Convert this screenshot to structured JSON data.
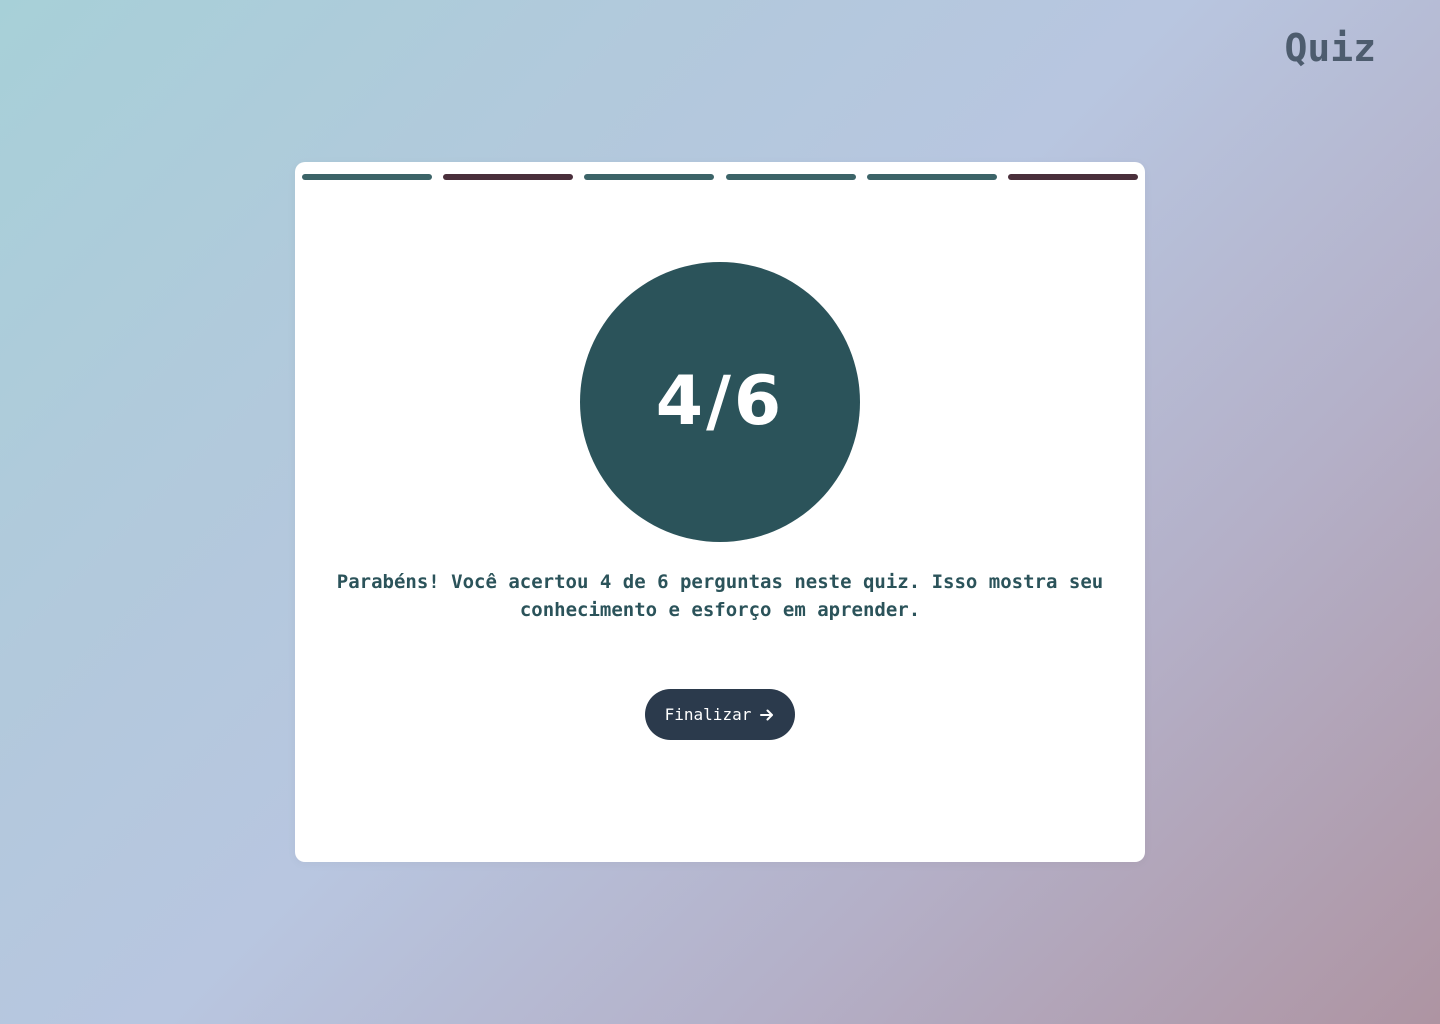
{
  "header": {
    "brand": "Quiz"
  },
  "progress": {
    "segments": [
      {
        "status": "correct",
        "color": "#3c6468"
      },
      {
        "status": "wrong",
        "color": "#4a2f3b"
      },
      {
        "status": "correct",
        "color": "#3c6468"
      },
      {
        "status": "correct",
        "color": "#3c6468"
      },
      {
        "status": "correct",
        "color": "#3c6468"
      },
      {
        "status": "wrong",
        "color": "#4a2f3b"
      }
    ]
  },
  "result": {
    "score": "4/6",
    "message": "Parabéns! Você acertou 4 de 6 perguntas neste quiz. Isso mostra seu conhecimento e esforço em aprender."
  },
  "actions": {
    "finish_label": "Finalizar",
    "finish_icon": "arrow-right-icon"
  },
  "colors": {
    "accent": "#2b535a",
    "button": "#2b3a4c",
    "correct": "#3c6468",
    "wrong": "#4a2f3b"
  }
}
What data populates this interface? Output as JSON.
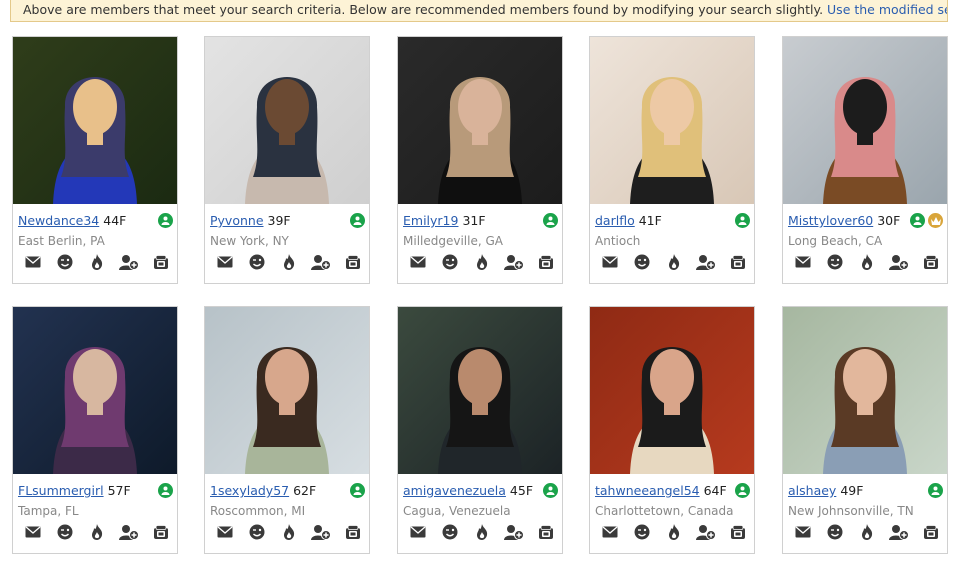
{
  "notice": {
    "text": "Above are members that meet your search criteria. Below are recommended members found by modifying your search slightly. ",
    "link": "Use the modified search criteria",
    "end": "."
  },
  "members": [
    {
      "username": "Newdance34",
      "age": "44F",
      "location": "East Berlin, PA",
      "online": true,
      "premium": false,
      "palette": [
        "#1b2a12",
        "#2f3d1a",
        "#2338b8",
        "#e8c08a",
        "#3b3b6b"
      ]
    },
    {
      "username": "Pyvonne",
      "age": "39F",
      "location": "New York, NY",
      "online": true,
      "premium": false,
      "palette": [
        "#cfcfcf",
        "#e3e3e3",
        "#c7b9ae",
        "#6b4a33",
        "#2a3240"
      ]
    },
    {
      "username": "Emilyr19",
      "age": "31F",
      "location": "Milledgeville, GA",
      "online": true,
      "premium": false,
      "palette": [
        "#1c1c1c",
        "#2a2a2a",
        "#0f0f0f",
        "#d9b39a",
        "#b89a7a"
      ]
    },
    {
      "username": "darlflo",
      "age": "41F",
      "location": "Antioch",
      "online": true,
      "premium": false,
      "palette": [
        "#d8c7b6",
        "#eee4da",
        "#1e1e1e",
        "#edc9a5",
        "#e0c07a"
      ]
    },
    {
      "username": "Misttylover60",
      "age": "30F",
      "location": "Long Beach, CA",
      "online": true,
      "premium": true,
      "palette": [
        "#9aa5ad",
        "#c8ccd0",
        "#7a4b25",
        "#1c1c1c",
        "#d98a8a"
      ]
    },
    {
      "username": "FLsummergirl",
      "age": "57F",
      "location": "Tampa, FL",
      "online": true,
      "premium": false,
      "palette": [
        "#0e1a2a",
        "#223250",
        "#3c2a48",
        "#d7b7a0",
        "#6f3a6f"
      ]
    },
    {
      "username": "1sexylady57",
      "age": "62F",
      "location": "Roscommon, MI",
      "online": true,
      "premium": false,
      "palette": [
        "#d7dee2",
        "#b7c2c8",
        "#a8b59a",
        "#d7a78c",
        "#3a2a20"
      ]
    },
    {
      "username": "amigavenezuela",
      "age": "45F",
      "location": "Cagua, Venezuela",
      "online": true,
      "premium": false,
      "palette": [
        "#1c2326",
        "#3b4a3e",
        "#20262a",
        "#b98a6d",
        "#151515"
      ]
    },
    {
      "username": "tahwneeangel54",
      "age": "64F",
      "location": "Charlottetown, Canada",
      "online": true,
      "premium": false,
      "palette": [
        "#b63a1e",
        "#8f2a14",
        "#e7d8c0",
        "#d9a58a",
        "#1b1b1b"
      ]
    },
    {
      "username": "alshaey",
      "age": "49F",
      "location": "New Johnsonville, TN",
      "online": true,
      "premium": false,
      "palette": [
        "#c9d6c9",
        "#a6b7a0",
        "#8a9eb5",
        "#e2b79c",
        "#5a3a25"
      ]
    }
  ],
  "actions": [
    "envelope-icon",
    "wink-icon",
    "flame-icon",
    "add-favorite-icon",
    "gift-icon"
  ]
}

◆ Goal: The pictures should not appear in the copy; every other part of the records above must be returned exactly.

◆ Solution:
Convert this screenshot to structured JSON data.
{
  "header": {
    "brand": "Quiz"
  },
  "progress": {
    "segments": [
      {
        "status": "correct",
        "color": "#3c6468"
      },
      {
        "status": "wrong",
        "color": "#4a2f3b"
      },
      {
        "status": "correct",
        "color": "#3c6468"
      },
      {
        "status": "correct",
        "color": "#3c6468"
      },
      {
        "status": "correct",
        "color": "#3c6468"
      },
      {
        "status": "wrong",
        "color": "#4a2f3b"
      }
    ]
  },
  "result": {
    "score": "4/6",
    "message": "Parabéns! Você acertou 4 de 6 perguntas neste quiz. Isso mostra seu conhecimento e esforço em aprender."
  },
  "actions": {
    "finish_label": "Finalizar",
    "finish_icon": "arrow-right-icon"
  },
  "colors": {
    "accent": "#2b535a",
    "button": "#2b3a4c",
    "correct": "#3c6468",
    "wrong": "#4a2f3b"
  }
}
What data populates this interface? Output as JSON.
{
  "notice": {
    "text": "Above are members that meet your search criteria. Below are recommended members found by modifying your search slightly. ",
    "link": "Use the modified search criteria",
    "end": "."
  },
  "members": [
    {
      "username": "Newdance34",
      "age": "44F",
      "location": "East Berlin, PA",
      "online": true,
      "premium": false,
      "palette": [
        "#1b2a12",
        "#2f3d1a",
        "#2338b8",
        "#e8c08a",
        "#3b3b6b"
      ]
    },
    {
      "username": "Pyvonne",
      "age": "39F",
      "location": "New York, NY",
      "online": true,
      "premium": false,
      "palette": [
        "#cfcfcf",
        "#e3e3e3",
        "#c7b9ae",
        "#6b4a33",
        "#2a3240"
      ]
    },
    {
      "username": "Emilyr19",
      "age": "31F",
      "location": "Milledgeville, GA",
      "online": true,
      "premium": false,
      "palette": [
        "#1c1c1c",
        "#2a2a2a",
        "#0f0f0f",
        "#d9b39a",
        "#b89a7a"
      ]
    },
    {
      "username": "darlflo",
      "age": "41F",
      "location": "Antioch",
      "online": true,
      "premium": false,
      "palette": [
        "#d8c7b6",
        "#eee4da",
        "#1e1e1e",
        "#edc9a5",
        "#e0c07a"
      ]
    },
    {
      "username": "Misttylover60",
      "age": "30F",
      "location": "Long Beach, CA",
      "online": true,
      "premium": true,
      "palette": [
        "#9aa5ad",
        "#c8ccd0",
        "#7a4b25",
        "#1c1c1c",
        "#d98a8a"
      ]
    },
    {
      "username": "FLsummergirl",
      "age": "57F",
      "location": "Tampa, FL",
      "online": true,
      "premium": false,
      "palette": [
        "#0e1a2a",
        "#223250",
        "#3c2a48",
        "#d7b7a0",
        "#6f3a6f"
      ]
    },
    {
      "username": "1sexylady57",
      "age": "62F",
      "location": "Roscommon, MI",
      "online": true,
      "premium": false,
      "palette": [
        "#d7dee2",
        "#b7c2c8",
        "#a8b59a",
        "#d7a78c",
        "#3a2a20"
      ]
    },
    {
      "username": "amigavenezuela",
      "age": "45F",
      "location": "Cagua, Venezuela",
      "online": true,
      "premium": false,
      "palette": [
        "#1c2326",
        "#3b4a3e",
        "#20262a",
        "#b98a6d",
        "#151515"
      ]
    },
    {
      "username": "tahwneeangel54",
      "age": "64F",
      "location": "Charlottetown, Canada",
      "online": true,
      "premium": false,
      "palette": [
        "#b63a1e",
        "#8f2a14",
        "#e7d8c0",
        "#d9a58a",
        "#1b1b1b"
      ]
    },
    {
      "username": "alshaey",
      "age": "49F",
      "location": "New Johnsonville, TN",
      "online": true,
      "premium": false,
      "palette": [
        "#c9d6c9",
        "#a6b7a0",
        "#8a9eb5",
        "#e2b79c",
        "#5a3a25"
      ]
    }
  ],
  "actions": [
    "envelope-icon",
    "wink-icon",
    "flame-icon",
    "add-favorite-icon",
    "gift-icon"
  ]
}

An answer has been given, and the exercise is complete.